WHAT IS REQUIRED → Write out each line exactly as it stands, please.

— START INPUT FOR THIS TASK —

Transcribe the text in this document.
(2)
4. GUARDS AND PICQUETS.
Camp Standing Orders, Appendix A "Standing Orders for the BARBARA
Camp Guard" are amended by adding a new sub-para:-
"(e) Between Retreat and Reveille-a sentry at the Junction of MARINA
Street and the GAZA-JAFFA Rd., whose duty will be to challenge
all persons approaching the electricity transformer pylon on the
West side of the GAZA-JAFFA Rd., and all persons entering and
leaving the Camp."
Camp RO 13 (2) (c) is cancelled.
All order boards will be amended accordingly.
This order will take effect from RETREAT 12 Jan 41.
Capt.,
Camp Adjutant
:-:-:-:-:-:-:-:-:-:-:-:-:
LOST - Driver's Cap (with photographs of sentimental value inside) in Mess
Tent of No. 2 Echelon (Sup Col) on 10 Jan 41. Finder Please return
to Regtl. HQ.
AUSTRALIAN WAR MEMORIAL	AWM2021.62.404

— END INPUT FOR THIS TASK —

RESULT FOR THIS TASK →
Transcribe the text in this document.
(2)
4. GUARDS AND PICQUETS.
Camp Standing Orders, Appendix A "Standing Orders for the BARBARA
Camp Guard" are amended by adding a new sub-para:-
"(e) Between Retreat and Reveille-a sentry at the Junction of MARINA
Street and the GAZA-JAFFA Rd., whose duty will be to challenge
all persons approaching the electricity transformer pylon on the
West side of the GAZA-JAFFA Rd., and all persons entering and
leaving the Camp."
Camp RO 13 (2) (c) is cancelled.
All order boards will be amended accordingly.
This order will take effect from RETREAT 12 Jan 41.
Capt.,
Camp Adjutant
:-:-:-:-:-:-:-:-:-:-:-:-:
LOST - Driver's Cap (with photographs of sentimental value inside) in Mess
Tent of No. 2 Echelon (Sup Col) on 10 Jan 41. Finder Please return
to Regtl. HQ.
AUSTRALIAN WAR MEMORIAL	AWM2021.62.404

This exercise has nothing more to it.